Liability for above defined benefit plan is provided on the basis of
valuation, as at the Balance Sheet date, carried out by an independent
actuary. The actuarial method used for measuring the liability is the
Projected Unit Credit method.
2) Other Long-term Employee Benefit:
Liability for Compensated Absences (unutilized leave benefit) is
provided on the basis of valuation, as at the Balance Sheet date,
carried out by an independent actuary. The actuarial valuation method
used for measuring the liability is the Projected Unit Credit method in
respect of past service.
3) Termination benefits are recognized as an expense as and when
incurred.
4) The actuarial gains and losses arising during the year are
recognized in the Profit and LossAccount of the year without resorting
to any amortization.
(viii) SALES TAX INCENTIVE
Sales Tax deferred under the Incentive Scheme of Govt, of Maharashtra
has been shown as unsecured Loans.
(ix) INVESTMENTS
Long term Investments are stated at cost or fair value, whichever is
less, temporary fall in market value, if any, is not provided for.

Available data ->
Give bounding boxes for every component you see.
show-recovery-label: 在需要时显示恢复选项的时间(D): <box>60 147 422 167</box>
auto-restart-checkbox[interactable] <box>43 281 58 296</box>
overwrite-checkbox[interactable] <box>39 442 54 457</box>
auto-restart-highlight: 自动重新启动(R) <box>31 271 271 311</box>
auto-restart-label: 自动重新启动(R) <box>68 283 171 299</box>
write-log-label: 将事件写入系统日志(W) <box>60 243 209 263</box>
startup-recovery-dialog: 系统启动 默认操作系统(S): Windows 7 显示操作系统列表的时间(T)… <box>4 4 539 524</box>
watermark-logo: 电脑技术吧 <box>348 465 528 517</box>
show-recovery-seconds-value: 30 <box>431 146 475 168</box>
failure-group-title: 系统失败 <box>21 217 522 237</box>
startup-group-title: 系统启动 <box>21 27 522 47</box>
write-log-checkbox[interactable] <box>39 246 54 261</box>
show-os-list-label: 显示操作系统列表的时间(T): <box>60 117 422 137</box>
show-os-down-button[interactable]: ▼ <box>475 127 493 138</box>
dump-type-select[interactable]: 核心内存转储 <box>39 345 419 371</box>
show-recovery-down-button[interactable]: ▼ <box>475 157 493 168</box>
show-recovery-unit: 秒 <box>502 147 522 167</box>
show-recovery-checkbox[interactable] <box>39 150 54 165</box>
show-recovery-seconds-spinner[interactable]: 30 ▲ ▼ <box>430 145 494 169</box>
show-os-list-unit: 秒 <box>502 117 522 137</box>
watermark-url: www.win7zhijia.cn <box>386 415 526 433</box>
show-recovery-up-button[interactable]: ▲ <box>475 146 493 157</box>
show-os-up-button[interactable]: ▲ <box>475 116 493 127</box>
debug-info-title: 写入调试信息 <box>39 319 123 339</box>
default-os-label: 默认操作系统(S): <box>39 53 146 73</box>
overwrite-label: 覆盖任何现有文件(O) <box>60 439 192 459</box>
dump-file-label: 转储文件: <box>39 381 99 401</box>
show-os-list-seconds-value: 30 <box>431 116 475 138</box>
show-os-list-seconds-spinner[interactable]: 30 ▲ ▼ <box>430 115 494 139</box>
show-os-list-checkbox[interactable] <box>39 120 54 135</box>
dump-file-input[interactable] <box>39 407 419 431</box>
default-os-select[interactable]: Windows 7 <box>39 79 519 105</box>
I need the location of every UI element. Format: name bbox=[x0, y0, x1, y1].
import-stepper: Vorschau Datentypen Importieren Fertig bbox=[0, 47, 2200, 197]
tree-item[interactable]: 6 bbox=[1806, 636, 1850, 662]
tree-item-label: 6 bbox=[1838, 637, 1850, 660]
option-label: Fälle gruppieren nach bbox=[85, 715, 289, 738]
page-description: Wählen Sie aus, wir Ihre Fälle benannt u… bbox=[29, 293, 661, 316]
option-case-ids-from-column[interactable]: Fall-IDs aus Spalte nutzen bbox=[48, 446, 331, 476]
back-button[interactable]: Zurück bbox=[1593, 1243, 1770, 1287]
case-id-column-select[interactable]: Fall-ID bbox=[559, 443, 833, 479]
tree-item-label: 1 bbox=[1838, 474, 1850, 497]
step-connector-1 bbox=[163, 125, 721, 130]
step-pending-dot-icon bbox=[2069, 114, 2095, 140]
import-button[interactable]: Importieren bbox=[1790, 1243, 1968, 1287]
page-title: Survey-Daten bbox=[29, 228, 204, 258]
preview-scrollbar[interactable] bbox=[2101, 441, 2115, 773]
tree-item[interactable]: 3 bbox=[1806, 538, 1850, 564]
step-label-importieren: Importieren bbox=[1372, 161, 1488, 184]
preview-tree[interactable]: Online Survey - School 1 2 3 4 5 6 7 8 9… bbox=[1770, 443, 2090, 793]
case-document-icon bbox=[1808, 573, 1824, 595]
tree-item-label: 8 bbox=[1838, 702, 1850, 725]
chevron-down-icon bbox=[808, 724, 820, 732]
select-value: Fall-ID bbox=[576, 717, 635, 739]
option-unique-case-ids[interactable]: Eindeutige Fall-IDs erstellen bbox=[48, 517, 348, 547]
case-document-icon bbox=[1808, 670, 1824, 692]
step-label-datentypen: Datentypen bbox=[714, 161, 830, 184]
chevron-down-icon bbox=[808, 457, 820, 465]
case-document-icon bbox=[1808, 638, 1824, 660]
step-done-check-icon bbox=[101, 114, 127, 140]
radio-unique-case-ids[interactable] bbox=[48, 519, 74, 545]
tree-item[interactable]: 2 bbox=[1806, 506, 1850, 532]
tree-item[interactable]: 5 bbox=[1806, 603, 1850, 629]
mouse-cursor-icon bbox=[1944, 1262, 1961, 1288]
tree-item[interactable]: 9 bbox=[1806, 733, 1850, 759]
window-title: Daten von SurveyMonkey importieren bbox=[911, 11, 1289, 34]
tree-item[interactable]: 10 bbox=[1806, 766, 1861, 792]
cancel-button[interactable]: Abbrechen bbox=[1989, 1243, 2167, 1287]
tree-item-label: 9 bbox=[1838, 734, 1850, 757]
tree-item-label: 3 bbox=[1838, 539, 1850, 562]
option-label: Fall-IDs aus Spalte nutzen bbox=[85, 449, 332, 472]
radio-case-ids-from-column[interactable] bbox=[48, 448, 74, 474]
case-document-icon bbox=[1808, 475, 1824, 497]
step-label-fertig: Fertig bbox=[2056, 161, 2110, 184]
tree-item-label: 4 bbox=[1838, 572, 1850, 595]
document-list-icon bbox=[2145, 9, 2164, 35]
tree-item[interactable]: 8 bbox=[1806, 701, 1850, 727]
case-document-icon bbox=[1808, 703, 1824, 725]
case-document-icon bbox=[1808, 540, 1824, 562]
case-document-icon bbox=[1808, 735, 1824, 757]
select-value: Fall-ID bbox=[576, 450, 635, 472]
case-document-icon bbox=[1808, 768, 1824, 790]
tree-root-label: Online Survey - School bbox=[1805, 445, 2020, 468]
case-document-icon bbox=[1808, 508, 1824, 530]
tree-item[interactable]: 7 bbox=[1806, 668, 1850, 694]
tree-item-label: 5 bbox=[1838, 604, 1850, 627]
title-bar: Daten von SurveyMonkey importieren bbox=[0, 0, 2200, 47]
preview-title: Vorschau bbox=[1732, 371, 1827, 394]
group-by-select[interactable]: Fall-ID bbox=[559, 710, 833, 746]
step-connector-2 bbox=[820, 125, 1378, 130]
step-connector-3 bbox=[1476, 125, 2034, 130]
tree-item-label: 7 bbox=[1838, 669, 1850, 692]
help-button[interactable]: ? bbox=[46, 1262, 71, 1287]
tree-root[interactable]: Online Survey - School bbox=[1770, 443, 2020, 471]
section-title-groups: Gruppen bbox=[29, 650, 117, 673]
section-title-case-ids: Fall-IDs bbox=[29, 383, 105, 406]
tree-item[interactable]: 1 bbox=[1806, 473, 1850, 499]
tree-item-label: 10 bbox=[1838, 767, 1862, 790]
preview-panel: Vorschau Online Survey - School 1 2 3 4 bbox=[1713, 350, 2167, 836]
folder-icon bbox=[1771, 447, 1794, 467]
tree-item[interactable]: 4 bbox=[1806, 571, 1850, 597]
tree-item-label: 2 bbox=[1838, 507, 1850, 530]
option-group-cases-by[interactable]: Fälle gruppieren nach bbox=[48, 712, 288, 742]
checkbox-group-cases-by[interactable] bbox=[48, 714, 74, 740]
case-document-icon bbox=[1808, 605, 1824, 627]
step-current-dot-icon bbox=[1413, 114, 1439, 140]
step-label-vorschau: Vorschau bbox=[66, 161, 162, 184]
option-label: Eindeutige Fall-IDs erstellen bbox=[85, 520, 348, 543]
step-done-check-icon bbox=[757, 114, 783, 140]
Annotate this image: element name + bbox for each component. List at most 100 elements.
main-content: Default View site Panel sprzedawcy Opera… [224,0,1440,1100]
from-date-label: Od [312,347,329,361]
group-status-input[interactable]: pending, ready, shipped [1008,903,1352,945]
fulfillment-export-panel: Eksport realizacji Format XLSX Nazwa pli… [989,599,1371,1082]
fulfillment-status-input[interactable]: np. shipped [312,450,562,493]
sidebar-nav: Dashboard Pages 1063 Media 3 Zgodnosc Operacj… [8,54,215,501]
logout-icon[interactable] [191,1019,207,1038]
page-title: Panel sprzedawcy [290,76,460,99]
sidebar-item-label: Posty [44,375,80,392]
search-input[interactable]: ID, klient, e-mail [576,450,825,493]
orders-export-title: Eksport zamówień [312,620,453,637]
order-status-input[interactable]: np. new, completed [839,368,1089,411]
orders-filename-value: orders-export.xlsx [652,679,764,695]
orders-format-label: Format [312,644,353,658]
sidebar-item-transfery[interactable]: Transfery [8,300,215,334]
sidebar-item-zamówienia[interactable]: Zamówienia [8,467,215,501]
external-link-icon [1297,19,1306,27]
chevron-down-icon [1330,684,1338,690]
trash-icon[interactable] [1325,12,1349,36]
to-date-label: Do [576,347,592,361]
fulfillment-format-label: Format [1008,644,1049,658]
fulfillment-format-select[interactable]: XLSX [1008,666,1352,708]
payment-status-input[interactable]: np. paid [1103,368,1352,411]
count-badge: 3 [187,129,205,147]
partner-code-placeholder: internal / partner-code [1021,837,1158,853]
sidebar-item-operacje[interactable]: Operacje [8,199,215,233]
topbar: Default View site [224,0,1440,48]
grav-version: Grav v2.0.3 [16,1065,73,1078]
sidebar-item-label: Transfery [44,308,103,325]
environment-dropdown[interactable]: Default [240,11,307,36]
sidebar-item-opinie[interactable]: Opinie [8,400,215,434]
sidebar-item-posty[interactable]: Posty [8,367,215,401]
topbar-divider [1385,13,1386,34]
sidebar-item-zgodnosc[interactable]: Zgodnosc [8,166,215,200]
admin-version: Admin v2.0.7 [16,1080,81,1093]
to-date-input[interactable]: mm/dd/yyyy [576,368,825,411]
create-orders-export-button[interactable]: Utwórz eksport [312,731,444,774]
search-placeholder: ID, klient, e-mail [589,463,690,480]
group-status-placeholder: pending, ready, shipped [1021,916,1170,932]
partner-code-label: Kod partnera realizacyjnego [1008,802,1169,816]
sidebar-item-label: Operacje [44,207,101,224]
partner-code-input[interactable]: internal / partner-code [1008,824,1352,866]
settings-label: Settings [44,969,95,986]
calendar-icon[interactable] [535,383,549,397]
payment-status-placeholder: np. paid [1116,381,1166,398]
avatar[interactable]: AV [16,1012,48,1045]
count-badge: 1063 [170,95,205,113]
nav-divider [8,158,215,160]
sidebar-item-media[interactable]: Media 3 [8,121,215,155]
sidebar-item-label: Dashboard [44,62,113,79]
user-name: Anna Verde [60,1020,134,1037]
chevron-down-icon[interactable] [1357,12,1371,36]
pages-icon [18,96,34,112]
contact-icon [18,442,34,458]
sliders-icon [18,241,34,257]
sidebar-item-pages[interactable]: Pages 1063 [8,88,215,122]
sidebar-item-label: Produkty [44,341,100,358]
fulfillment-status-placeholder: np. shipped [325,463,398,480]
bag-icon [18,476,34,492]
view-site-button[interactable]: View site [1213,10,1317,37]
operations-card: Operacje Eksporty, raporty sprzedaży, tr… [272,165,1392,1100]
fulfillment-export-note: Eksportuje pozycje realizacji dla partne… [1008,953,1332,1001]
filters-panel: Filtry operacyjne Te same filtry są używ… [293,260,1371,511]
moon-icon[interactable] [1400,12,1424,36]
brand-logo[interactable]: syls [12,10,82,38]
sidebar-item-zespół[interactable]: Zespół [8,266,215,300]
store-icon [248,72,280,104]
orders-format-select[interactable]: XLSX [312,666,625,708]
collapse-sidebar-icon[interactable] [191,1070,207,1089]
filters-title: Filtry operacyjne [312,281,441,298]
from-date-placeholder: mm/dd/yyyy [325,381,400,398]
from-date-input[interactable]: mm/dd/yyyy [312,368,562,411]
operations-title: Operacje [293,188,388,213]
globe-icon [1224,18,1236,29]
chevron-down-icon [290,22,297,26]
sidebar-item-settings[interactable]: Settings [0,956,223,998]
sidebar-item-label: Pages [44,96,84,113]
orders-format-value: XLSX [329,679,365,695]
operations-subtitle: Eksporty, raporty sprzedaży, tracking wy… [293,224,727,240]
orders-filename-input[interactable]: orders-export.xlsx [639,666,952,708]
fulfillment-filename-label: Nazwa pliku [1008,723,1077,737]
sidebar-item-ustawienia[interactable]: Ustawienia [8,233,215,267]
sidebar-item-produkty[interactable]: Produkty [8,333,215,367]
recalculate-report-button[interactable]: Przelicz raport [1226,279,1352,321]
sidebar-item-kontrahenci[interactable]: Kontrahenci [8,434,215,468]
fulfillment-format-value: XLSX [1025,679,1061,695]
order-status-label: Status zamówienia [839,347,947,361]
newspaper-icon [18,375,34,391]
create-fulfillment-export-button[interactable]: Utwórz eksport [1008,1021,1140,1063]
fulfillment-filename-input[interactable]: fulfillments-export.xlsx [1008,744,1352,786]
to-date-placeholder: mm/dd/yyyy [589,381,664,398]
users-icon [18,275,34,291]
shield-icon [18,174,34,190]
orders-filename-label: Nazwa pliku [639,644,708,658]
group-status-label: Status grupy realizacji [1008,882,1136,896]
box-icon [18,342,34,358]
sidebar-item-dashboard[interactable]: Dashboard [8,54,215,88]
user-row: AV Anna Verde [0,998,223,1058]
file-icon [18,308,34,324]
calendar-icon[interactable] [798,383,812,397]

Your instructions ->
Quote the accounting policy text word for word, starting at "2) Other Long-term" and ending at "as unsecured Loans.".

Finished exercise ->
2) Other Long-term Employee Benefit:
Liability for Compensated Absences (unutilized leave benefit) is
provided on the basis of valuation, as at the Balance Sheet date,
carried out by an independent actuary. The actuarial valuation method
used for measuring the liability is the Projected Unit Credit method in
respect of past service.
3) Termination benefits are recognized as an expense as and when
incurred.
4) The actuarial gains and losses arising during the year are
recognized in the Profit and LossAccount of the year without resorting
to any amortization.
(viii) SALES TAX INCENTIVE
Sales Tax deferred under the Incentive Scheme of Govt, of Maharashtra
has been shown as unsecured Loans.